> Given instruction: Copy out all lines with the word "Used" in them.

> Material for this task:
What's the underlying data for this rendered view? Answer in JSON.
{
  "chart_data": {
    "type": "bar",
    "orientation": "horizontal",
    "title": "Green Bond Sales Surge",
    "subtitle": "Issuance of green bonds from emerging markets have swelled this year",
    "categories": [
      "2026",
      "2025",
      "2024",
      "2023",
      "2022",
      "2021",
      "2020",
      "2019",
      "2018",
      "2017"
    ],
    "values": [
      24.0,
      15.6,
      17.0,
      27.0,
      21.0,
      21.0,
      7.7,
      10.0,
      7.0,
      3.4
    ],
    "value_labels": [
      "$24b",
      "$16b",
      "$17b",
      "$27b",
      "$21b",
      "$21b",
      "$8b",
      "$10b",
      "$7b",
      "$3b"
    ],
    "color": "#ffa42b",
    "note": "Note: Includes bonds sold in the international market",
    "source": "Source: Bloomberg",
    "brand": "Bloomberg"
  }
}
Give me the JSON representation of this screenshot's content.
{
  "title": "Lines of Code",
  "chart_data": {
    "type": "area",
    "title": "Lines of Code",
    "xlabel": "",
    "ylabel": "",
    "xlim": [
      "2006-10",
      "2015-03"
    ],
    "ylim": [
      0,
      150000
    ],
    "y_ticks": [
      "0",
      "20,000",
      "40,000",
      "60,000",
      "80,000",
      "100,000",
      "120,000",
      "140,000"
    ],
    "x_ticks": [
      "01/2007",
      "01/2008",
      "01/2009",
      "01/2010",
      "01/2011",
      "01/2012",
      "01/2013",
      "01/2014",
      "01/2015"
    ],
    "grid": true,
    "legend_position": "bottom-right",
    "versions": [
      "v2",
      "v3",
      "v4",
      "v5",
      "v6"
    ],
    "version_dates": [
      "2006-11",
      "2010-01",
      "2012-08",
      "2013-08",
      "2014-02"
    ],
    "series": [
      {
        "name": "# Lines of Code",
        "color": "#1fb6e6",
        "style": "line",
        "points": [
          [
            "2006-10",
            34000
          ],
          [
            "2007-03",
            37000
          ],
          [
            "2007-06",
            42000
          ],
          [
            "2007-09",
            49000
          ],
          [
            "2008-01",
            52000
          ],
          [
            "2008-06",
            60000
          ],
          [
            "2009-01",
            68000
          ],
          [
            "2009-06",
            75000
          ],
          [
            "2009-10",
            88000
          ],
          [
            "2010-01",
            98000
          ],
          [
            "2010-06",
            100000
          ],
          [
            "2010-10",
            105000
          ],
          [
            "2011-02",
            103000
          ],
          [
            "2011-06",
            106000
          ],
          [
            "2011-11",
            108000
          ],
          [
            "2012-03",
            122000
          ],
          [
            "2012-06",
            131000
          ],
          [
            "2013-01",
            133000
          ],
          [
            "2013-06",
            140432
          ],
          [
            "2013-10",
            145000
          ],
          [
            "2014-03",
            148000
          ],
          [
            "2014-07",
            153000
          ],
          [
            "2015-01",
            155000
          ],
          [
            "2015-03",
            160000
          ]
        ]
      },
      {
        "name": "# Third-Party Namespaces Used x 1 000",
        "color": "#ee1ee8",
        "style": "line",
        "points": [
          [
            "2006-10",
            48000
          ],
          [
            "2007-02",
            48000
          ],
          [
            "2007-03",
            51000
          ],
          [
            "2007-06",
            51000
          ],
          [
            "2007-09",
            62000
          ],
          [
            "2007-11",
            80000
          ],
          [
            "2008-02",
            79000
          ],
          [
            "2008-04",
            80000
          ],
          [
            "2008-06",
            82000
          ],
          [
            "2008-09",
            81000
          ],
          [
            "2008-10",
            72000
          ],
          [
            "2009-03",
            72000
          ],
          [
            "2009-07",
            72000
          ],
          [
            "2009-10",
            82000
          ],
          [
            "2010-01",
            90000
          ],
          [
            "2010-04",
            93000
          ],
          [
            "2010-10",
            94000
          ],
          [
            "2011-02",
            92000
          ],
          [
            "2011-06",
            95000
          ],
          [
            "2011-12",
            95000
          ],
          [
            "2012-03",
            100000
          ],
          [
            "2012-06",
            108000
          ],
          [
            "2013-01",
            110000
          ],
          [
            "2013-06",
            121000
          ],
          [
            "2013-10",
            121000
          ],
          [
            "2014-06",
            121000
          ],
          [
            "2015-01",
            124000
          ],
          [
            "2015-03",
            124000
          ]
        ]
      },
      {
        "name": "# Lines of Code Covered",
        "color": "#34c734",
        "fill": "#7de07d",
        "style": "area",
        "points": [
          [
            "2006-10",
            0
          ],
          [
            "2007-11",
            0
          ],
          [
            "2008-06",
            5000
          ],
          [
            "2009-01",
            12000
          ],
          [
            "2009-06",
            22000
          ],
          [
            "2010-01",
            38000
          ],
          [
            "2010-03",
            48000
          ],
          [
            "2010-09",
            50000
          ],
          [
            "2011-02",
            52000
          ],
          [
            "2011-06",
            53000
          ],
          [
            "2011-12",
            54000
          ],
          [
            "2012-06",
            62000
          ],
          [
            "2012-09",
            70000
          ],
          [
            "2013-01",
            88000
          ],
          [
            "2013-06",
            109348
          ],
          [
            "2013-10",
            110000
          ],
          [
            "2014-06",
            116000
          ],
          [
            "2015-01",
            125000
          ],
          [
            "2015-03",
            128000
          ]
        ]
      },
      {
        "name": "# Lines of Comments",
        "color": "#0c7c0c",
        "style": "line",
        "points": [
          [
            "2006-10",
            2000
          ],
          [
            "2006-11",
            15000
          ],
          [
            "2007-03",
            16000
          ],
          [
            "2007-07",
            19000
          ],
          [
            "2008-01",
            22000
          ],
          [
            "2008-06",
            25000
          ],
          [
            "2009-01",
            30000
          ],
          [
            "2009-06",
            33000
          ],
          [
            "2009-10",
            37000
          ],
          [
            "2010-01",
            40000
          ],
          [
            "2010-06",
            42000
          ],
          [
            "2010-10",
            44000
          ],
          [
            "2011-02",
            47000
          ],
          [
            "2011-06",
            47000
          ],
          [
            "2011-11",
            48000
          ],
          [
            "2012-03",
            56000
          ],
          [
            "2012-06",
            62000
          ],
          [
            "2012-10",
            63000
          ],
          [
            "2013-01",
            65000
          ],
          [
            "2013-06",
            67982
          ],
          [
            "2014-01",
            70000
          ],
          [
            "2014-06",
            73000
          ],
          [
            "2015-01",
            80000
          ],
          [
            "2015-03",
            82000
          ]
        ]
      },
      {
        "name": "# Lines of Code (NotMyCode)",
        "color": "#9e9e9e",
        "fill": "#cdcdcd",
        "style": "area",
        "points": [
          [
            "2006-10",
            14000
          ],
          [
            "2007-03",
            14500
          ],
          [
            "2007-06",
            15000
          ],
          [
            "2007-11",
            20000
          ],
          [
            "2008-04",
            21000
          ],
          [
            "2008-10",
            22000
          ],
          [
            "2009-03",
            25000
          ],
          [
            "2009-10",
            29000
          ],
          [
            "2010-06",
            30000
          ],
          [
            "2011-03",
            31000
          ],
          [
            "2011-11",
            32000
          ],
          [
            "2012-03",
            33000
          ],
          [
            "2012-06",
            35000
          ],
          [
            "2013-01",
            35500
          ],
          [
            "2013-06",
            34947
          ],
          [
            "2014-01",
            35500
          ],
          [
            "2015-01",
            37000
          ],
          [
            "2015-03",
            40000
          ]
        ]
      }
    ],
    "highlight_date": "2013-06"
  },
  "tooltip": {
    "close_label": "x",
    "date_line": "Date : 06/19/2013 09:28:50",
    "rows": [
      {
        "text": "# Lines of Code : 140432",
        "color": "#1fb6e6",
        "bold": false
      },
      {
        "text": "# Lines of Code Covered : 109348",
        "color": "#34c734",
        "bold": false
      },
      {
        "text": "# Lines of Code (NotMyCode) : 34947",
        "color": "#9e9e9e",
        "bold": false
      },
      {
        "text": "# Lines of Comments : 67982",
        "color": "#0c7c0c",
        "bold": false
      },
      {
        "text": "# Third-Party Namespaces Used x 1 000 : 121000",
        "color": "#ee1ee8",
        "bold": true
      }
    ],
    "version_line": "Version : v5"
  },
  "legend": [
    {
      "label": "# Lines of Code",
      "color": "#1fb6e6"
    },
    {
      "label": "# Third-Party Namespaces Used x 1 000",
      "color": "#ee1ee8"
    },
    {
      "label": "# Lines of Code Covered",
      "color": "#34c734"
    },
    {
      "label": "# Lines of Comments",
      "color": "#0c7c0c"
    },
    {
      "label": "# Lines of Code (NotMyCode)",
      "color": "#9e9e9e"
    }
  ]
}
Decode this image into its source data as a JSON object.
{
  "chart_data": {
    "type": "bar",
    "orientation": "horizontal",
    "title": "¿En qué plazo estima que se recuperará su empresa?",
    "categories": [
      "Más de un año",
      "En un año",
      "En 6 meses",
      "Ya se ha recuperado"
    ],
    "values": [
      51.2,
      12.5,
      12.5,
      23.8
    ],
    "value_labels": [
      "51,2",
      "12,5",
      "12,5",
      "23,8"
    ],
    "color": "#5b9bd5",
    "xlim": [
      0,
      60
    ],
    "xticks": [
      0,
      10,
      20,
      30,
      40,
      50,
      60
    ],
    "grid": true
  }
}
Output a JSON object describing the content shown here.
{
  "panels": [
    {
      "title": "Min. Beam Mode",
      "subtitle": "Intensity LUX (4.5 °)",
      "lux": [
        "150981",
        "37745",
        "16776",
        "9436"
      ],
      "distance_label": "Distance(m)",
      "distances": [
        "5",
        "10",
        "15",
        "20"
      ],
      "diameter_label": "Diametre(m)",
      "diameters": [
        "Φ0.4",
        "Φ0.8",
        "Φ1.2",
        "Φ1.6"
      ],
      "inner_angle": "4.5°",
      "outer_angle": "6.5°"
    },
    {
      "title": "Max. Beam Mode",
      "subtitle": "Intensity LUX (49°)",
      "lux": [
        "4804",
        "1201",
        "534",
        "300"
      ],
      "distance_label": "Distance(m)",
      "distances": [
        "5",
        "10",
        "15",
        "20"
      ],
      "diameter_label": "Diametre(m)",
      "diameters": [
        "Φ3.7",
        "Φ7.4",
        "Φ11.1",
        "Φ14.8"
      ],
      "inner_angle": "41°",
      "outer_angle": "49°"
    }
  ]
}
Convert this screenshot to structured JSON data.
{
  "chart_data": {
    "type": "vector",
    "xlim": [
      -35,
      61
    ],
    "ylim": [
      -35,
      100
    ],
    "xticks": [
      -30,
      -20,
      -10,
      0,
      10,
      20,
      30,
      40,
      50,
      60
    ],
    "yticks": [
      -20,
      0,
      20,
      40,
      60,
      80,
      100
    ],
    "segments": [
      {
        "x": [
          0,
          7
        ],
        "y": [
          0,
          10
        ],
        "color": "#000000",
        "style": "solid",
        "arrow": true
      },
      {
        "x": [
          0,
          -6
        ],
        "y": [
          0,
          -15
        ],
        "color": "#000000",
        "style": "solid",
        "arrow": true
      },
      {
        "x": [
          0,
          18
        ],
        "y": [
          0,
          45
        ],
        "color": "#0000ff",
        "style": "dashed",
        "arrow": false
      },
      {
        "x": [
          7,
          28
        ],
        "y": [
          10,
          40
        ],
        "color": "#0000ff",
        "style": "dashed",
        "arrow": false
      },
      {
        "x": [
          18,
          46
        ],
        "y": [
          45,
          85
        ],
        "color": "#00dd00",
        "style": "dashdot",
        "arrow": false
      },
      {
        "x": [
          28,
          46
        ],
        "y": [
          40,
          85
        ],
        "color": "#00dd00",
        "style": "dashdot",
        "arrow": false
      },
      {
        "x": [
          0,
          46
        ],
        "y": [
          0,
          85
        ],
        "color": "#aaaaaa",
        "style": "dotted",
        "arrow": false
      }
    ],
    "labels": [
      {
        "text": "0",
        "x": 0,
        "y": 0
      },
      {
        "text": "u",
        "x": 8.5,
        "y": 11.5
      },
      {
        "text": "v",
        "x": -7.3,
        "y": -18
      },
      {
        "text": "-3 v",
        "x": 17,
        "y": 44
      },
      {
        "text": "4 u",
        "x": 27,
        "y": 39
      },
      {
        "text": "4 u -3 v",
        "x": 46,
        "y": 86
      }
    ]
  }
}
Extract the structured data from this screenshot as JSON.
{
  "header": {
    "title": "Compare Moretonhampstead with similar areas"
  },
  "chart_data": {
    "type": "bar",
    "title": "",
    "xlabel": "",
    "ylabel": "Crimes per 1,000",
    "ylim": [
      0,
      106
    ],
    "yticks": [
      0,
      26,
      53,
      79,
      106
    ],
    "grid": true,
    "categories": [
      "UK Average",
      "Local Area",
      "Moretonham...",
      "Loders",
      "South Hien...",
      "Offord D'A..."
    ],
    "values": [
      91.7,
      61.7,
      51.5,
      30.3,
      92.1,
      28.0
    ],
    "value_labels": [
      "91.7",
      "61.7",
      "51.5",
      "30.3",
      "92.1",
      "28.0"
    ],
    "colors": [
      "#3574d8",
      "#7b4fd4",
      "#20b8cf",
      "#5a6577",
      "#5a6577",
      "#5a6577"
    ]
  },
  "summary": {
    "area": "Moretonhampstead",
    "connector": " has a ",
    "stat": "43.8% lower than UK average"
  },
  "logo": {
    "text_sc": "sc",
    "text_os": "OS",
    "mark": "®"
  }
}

> Reply:
        "name": "# Third-Party Namespaces Used x 1 000",
        "text": "# Third-Party Namespaces Used x 1 000 : 121000",
      "label": "# Third-Party Namespaces Used x 1 000",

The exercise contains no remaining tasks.